In the entries below, start at the line containing "Patent image size: (577, 701)." and end after the line containing "The leading surface 22 is at (213, 190).". Set out those lines as a numbered list, omitting blank lines.

─── Given records ───

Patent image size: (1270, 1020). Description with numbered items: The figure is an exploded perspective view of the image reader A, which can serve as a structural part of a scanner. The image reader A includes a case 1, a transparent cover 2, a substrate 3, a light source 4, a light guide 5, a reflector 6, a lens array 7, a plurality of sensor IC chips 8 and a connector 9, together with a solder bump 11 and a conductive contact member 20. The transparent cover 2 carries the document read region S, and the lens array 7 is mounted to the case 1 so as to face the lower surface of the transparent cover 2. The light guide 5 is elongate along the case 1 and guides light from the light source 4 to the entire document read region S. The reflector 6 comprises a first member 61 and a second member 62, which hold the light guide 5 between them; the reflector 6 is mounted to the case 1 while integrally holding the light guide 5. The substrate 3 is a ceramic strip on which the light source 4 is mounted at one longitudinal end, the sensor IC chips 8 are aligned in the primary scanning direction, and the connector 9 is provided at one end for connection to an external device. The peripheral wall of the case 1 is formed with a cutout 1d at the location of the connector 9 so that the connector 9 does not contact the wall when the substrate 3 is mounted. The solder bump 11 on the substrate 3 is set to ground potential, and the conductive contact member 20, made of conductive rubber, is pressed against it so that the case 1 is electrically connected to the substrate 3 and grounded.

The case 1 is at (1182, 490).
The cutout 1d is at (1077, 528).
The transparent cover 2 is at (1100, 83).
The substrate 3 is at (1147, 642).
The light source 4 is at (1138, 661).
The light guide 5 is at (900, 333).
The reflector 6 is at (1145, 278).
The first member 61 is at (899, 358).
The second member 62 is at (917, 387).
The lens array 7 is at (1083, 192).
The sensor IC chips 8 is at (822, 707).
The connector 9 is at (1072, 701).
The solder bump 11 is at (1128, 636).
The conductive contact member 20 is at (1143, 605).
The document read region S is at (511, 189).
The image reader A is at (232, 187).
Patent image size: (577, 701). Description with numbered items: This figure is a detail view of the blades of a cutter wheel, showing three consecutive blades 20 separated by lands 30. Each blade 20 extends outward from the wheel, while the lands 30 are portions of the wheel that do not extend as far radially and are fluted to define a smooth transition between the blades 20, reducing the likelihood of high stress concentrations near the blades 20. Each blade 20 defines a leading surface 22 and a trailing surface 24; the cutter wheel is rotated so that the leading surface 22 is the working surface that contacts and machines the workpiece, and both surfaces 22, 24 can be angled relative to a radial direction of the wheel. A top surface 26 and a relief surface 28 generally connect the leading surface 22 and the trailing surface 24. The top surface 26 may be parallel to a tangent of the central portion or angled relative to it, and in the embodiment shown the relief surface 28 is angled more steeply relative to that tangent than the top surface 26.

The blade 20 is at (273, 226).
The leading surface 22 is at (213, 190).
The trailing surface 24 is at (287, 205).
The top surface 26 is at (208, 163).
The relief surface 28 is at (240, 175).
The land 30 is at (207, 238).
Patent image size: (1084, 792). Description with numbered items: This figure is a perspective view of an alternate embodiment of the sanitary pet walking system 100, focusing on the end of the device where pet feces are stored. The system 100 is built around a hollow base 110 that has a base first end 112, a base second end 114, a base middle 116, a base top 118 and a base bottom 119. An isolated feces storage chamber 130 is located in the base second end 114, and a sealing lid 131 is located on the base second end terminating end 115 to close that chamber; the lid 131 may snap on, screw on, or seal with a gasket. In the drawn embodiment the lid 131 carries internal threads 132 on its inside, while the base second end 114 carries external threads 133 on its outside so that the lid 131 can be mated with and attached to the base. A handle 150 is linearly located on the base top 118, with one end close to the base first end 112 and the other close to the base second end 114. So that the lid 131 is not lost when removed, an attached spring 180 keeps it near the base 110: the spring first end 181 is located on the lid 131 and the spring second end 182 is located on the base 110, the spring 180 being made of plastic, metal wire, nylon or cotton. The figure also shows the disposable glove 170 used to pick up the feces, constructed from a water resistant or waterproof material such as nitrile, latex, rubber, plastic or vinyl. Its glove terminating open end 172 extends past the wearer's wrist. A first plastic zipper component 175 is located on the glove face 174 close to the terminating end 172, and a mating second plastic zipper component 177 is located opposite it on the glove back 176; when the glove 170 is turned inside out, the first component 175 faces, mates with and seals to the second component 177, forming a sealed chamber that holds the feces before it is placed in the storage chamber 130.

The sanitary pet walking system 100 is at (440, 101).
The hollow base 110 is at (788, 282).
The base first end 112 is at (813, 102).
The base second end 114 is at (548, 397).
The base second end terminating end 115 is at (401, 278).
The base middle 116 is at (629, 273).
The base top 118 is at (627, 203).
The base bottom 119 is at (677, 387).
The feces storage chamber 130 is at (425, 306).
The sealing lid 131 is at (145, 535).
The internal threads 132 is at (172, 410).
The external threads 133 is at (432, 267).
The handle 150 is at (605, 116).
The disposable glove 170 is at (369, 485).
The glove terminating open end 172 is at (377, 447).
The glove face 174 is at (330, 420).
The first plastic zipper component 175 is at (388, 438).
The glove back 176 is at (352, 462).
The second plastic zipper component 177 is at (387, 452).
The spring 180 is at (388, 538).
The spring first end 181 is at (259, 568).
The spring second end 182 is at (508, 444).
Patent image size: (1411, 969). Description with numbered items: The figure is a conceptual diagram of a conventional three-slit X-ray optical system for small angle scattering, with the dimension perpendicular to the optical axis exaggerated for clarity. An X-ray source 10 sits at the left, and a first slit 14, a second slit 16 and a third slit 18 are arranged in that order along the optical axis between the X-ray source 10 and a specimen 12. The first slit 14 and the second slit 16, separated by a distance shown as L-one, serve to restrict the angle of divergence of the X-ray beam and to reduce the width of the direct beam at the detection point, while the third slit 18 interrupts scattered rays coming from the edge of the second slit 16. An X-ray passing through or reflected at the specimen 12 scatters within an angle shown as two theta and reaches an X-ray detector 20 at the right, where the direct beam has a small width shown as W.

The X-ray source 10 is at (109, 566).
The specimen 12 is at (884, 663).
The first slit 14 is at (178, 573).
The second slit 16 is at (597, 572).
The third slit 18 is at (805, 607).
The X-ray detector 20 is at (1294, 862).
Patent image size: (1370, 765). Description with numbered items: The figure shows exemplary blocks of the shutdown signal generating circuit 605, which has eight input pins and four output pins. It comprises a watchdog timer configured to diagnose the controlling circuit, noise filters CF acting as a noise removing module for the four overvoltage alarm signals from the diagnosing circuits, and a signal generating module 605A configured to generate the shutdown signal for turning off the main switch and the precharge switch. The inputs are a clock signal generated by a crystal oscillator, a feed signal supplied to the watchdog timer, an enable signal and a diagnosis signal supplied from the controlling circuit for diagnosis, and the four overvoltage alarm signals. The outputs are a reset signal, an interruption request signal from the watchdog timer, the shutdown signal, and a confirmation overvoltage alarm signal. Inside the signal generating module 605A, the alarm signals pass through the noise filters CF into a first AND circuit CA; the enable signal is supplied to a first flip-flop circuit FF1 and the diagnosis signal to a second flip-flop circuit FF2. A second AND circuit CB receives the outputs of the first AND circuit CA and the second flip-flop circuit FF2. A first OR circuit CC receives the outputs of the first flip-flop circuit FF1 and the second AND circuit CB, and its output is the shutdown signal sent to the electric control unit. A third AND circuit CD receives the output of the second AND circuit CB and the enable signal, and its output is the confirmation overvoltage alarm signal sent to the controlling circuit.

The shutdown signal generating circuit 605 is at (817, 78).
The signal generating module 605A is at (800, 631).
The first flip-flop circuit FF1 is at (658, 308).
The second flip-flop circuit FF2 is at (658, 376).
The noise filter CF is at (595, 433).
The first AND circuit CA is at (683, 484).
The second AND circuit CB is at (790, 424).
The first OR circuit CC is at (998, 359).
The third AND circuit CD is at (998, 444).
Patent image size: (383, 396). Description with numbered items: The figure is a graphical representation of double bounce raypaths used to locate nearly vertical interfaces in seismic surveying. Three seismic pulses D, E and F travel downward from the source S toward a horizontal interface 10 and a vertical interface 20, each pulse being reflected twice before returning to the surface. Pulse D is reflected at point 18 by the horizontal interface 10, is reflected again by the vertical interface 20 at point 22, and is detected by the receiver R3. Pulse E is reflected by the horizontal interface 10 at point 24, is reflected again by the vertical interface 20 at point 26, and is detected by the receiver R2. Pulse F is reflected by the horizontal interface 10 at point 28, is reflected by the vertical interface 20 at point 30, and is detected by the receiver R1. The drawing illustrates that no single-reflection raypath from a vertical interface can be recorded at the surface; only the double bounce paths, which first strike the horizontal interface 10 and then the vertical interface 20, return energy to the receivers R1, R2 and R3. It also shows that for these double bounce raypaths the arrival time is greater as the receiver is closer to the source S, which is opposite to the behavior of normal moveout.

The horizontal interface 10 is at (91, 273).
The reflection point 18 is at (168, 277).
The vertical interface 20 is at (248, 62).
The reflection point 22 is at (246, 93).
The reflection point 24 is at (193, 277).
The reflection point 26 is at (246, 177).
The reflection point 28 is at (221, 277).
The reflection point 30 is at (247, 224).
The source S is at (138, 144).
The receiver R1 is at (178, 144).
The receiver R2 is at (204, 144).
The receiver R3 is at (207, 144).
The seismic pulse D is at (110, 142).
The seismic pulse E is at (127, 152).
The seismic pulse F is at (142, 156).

───

◆ Written answer ◆
1. Patent image size: (577, 701). Description with numbered items: This figure is a detail view of the blades of a cutter wheel, showing three consecutive blades 20 separated by lands 30. Each blade 20 extends outward from the wheel, while the lands 30 are portions of the wheel that do not extend as far radially and are fluted to define a smooth transition between the blades 20, reducing the likelihood of high stress concentrations near the blades 20. Each blade 20 defines a leading surface 22 and a trailing surface 24; the cutter wheel is rotated so that the leading surface 22 is the working surface that contacts and machines the workpiece, and both surfaces 22, 24 can be angled relative to a radial direction of the wheel. A top surface 26 and a relief surface 28 generally connect the leading surface 22 and the trailing surface 24. The top surface 26 may be parallel to a tangent of the central portion or angled relative to it, and in the embodiment shown the relief surface 28 is angled more steeply relative to that tangent than the top surface 26.
2. The blade 20 is at (273, 226).
3. The leading surface 22 is at (213, 190).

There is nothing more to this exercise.